[Begin]

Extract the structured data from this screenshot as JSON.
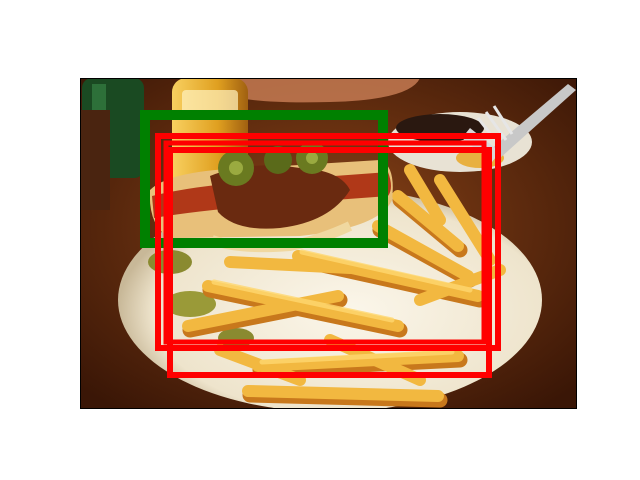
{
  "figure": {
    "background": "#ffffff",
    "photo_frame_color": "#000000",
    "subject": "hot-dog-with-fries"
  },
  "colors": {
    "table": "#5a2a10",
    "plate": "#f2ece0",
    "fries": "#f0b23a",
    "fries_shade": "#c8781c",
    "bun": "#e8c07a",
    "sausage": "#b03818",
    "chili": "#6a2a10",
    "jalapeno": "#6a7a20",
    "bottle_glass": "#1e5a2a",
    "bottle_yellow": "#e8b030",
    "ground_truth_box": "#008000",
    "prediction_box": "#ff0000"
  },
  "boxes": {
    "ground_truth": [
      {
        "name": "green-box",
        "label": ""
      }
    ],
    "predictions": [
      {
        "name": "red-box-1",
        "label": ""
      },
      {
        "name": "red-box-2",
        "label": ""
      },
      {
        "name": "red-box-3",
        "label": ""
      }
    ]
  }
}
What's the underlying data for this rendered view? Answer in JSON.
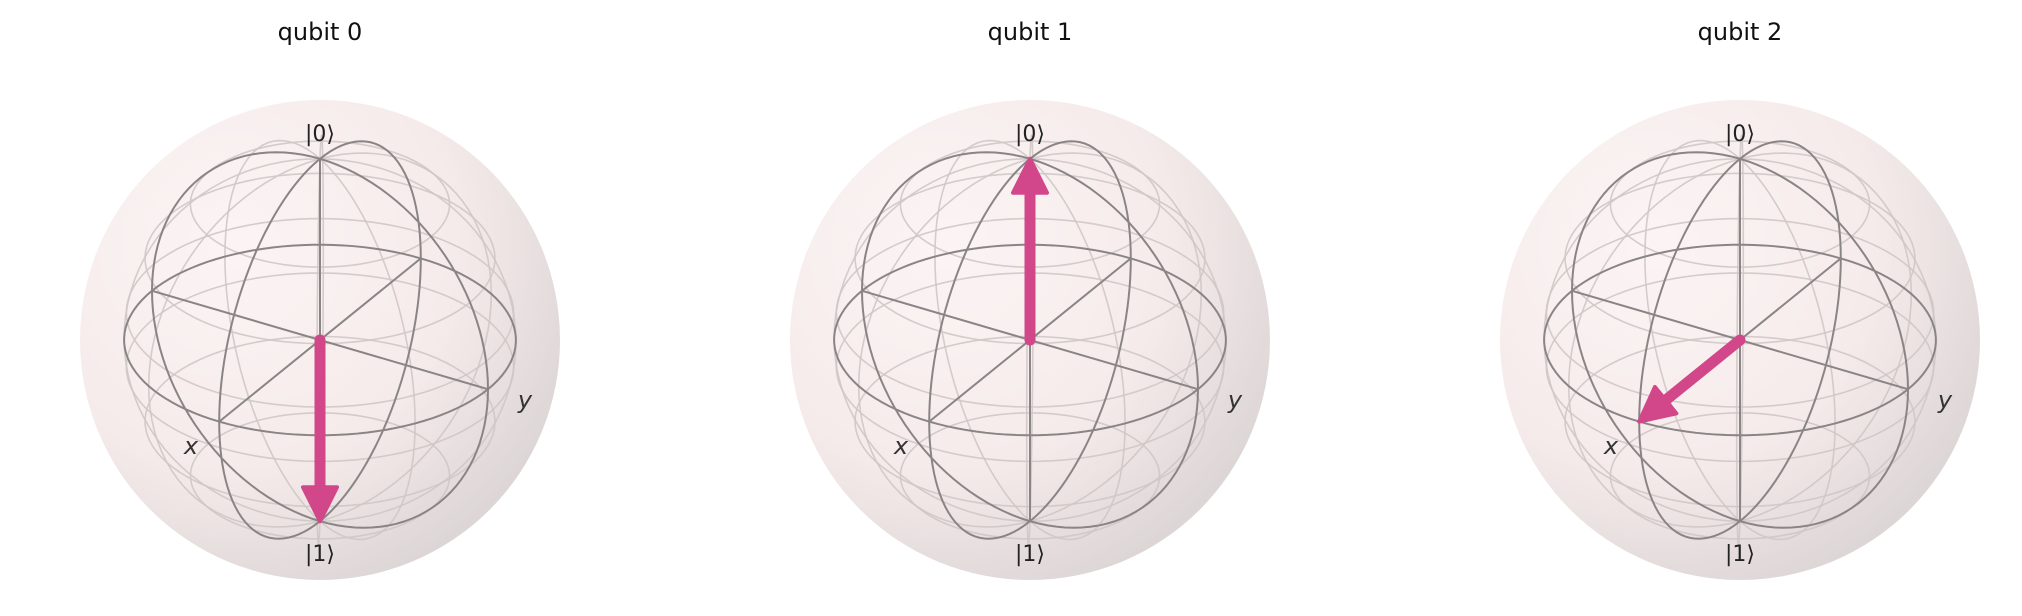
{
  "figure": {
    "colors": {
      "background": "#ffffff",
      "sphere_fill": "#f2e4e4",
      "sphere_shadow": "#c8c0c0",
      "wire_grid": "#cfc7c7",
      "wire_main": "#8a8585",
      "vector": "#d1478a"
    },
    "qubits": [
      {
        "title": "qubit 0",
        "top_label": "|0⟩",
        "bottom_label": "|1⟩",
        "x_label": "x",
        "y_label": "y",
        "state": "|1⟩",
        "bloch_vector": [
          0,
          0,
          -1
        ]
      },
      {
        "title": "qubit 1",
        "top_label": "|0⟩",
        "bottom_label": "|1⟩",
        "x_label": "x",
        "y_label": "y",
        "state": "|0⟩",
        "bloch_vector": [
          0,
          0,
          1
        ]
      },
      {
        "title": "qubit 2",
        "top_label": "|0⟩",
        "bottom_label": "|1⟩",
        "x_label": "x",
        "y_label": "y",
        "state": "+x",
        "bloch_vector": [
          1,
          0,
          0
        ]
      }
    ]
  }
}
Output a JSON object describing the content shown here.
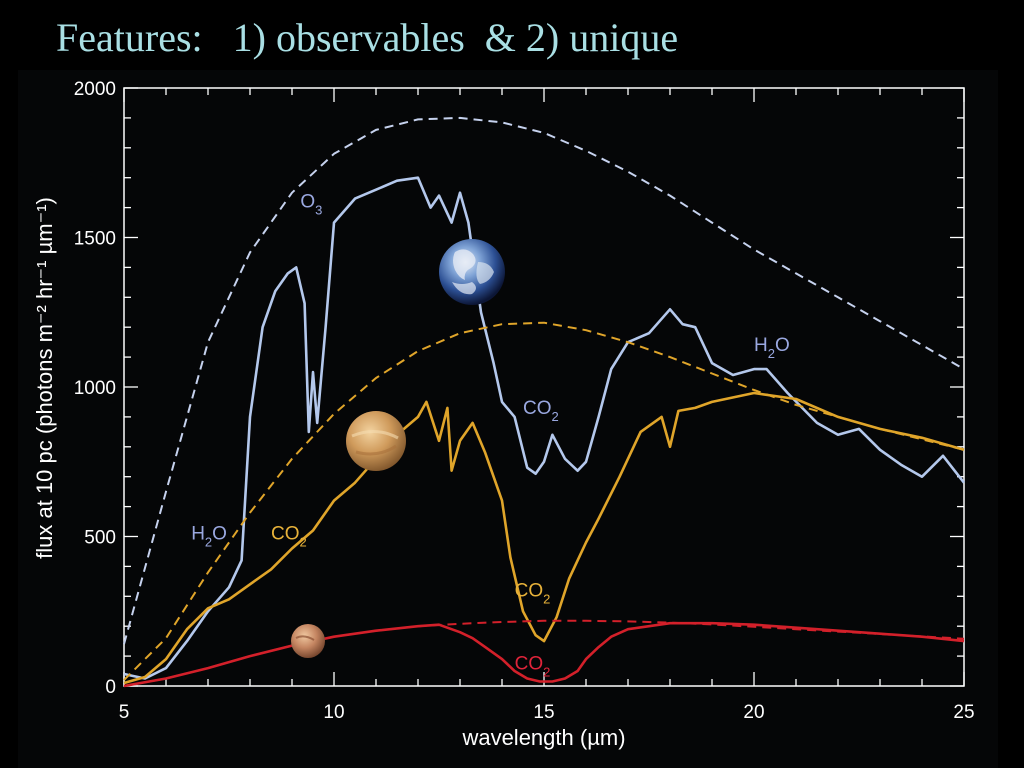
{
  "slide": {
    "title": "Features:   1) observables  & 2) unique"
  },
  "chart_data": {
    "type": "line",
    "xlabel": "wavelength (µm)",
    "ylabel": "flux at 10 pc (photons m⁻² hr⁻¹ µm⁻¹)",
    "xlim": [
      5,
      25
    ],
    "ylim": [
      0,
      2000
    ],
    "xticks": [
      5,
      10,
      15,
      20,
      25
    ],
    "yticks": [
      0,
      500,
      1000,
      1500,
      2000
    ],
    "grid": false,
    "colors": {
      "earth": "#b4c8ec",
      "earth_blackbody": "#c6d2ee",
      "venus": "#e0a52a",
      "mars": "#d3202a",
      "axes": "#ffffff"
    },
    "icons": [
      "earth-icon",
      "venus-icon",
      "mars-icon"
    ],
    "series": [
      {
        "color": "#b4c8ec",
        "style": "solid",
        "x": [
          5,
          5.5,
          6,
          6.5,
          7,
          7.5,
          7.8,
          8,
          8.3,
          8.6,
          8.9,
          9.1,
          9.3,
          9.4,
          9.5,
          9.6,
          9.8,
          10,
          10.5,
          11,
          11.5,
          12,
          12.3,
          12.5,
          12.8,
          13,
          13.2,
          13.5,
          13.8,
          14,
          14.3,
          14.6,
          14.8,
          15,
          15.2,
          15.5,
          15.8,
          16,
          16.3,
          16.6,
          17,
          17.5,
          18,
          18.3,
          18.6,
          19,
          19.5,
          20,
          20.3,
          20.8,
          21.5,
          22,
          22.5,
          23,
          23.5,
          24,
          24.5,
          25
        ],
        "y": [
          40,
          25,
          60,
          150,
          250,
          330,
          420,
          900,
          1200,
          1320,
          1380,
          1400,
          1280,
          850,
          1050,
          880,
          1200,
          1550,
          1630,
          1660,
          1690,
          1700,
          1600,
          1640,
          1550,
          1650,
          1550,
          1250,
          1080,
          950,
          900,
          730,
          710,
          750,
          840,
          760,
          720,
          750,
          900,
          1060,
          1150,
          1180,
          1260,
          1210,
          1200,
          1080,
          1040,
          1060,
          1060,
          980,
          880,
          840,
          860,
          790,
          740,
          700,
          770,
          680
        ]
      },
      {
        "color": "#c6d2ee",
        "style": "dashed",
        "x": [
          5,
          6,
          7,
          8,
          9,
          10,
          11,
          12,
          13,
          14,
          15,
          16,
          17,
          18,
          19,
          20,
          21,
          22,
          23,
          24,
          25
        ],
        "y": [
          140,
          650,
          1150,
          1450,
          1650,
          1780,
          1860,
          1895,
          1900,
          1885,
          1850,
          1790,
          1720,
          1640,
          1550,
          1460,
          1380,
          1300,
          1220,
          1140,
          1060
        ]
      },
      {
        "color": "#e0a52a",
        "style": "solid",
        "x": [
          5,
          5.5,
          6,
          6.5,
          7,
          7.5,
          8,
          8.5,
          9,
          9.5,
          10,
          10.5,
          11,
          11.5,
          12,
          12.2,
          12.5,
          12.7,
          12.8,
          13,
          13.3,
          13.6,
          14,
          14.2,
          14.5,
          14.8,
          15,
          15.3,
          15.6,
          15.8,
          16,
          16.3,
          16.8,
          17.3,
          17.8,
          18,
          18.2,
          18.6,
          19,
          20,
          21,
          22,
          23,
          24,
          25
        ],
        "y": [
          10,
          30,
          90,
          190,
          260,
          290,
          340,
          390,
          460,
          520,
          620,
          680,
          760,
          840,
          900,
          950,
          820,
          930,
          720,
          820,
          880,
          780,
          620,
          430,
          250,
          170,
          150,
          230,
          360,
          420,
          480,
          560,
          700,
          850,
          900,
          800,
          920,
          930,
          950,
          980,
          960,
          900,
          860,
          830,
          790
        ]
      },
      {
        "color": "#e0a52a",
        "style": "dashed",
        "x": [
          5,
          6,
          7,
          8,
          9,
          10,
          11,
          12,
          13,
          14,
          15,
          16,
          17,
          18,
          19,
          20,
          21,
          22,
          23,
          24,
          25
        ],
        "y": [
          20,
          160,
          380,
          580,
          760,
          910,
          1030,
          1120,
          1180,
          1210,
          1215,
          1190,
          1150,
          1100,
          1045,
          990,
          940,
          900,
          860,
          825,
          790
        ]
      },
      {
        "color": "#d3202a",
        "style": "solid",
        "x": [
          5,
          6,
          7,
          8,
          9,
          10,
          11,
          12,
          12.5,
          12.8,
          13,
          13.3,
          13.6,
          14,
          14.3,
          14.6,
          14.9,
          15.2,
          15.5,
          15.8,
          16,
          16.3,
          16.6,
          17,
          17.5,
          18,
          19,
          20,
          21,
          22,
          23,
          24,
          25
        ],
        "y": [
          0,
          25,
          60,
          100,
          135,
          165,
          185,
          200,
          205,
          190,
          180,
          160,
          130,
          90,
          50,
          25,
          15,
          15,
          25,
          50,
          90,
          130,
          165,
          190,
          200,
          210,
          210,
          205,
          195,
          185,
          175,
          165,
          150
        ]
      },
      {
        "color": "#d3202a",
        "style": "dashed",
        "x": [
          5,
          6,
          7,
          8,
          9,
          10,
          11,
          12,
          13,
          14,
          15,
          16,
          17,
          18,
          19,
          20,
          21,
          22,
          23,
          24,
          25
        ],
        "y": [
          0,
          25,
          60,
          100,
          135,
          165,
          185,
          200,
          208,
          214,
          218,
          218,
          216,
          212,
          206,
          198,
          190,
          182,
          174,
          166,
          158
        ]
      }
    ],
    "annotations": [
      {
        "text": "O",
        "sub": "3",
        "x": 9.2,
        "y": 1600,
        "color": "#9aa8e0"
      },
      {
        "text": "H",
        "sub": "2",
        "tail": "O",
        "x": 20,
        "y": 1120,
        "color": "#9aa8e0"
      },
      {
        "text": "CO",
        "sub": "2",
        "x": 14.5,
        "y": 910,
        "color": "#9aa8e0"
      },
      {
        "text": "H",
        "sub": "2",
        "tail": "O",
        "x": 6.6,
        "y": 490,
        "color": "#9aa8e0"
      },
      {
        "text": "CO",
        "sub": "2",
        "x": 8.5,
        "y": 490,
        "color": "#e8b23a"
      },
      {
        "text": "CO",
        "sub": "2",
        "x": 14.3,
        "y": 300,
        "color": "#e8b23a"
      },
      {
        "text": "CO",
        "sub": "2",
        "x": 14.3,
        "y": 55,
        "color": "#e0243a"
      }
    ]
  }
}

[End]

Tally the lines of the records holding the word "ffffff", then state only the tally.

3